● TASK OBJECTIVE
Write out the rows below exactly as they appear, starting with the line containing "label-3: 3 xyxy=(202,54,212,75)" and going on through the line containing "label-14: 14 xyxy=(464,420,484,441)", including both of those lines.

** begin **

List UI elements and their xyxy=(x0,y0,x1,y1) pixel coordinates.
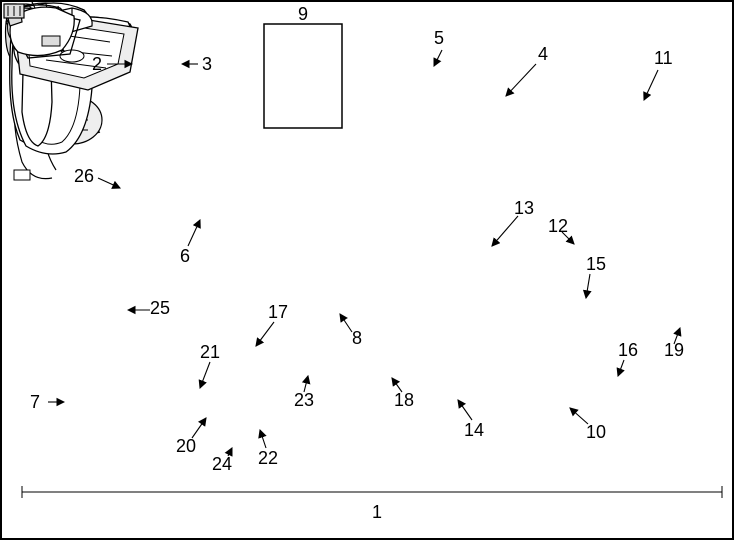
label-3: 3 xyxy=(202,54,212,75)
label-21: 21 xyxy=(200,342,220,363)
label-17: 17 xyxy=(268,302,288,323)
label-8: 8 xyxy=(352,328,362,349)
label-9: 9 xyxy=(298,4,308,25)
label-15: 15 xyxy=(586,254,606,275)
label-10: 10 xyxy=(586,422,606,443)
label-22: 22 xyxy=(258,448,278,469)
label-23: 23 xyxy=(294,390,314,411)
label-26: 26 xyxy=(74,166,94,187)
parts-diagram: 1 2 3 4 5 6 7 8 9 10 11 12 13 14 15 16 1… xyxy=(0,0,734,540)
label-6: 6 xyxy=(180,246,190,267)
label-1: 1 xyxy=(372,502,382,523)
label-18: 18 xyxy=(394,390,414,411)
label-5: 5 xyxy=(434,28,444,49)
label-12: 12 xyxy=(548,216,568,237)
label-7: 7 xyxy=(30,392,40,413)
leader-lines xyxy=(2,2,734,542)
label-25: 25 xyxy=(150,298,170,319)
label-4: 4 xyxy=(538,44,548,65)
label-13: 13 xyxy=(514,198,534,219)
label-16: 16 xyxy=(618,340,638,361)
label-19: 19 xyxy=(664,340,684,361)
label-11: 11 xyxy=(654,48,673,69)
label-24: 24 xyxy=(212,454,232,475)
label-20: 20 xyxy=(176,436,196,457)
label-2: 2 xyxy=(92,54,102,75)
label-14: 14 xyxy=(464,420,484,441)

** end **
** begin **

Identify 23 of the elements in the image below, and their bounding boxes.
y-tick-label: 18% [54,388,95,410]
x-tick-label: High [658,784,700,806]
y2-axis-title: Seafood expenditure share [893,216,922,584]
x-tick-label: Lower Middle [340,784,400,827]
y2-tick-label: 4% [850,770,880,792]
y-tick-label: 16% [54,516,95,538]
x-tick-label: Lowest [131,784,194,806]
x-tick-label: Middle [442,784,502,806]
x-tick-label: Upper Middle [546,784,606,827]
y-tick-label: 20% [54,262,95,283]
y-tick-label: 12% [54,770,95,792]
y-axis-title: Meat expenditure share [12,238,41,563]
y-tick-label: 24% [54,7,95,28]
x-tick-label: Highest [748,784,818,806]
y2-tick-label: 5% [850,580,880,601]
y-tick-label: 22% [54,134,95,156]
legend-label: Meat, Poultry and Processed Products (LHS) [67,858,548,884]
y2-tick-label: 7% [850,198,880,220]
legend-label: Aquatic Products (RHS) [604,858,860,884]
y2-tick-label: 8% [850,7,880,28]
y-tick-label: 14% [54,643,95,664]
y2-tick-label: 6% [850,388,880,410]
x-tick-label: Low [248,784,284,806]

** end **

● WRITTEN SOLUTION
label-3: 3 xyxy=(202,54,212,75)
label-21: 21 xyxy=(200,342,220,363)
label-17: 17 xyxy=(268,302,288,323)
label-8: 8 xyxy=(352,328,362,349)
label-9: 9 xyxy=(298,4,308,25)
label-15: 15 xyxy=(586,254,606,275)
label-10: 10 xyxy=(586,422,606,443)
label-22: 22 xyxy=(258,448,278,469)
label-23: 23 xyxy=(294,390,314,411)
label-26: 26 xyxy=(74,166,94,187)
parts-diagram: 1 2 3 4 5 6 7 8 9 10 11 12 13 14 15 16 1… xyxy=(0,0,734,540)
label-6: 6 xyxy=(180,246,190,267)
label-1: 1 xyxy=(372,502,382,523)
label-18: 18 xyxy=(394,390,414,411)
label-5: 5 xyxy=(434,28,444,49)
label-12: 12 xyxy=(548,216,568,237)
label-7: 7 xyxy=(30,392,40,413)
leader-lines xyxy=(2,2,734,542)
label-25: 25 xyxy=(150,298,170,319)
label-4: 4 xyxy=(538,44,548,65)
label-13: 13 xyxy=(514,198,534,219)
label-16: 16 xyxy=(618,340,638,361)
label-19: 19 xyxy=(664,340,684,361)
label-11: 11 xyxy=(654,48,673,69)
label-24: 24 xyxy=(212,454,232,475)
label-20: 20 xyxy=(176,436,196,457)
label-2: 2 xyxy=(92,54,102,75)
label-14: 14 xyxy=(464,420,484,441)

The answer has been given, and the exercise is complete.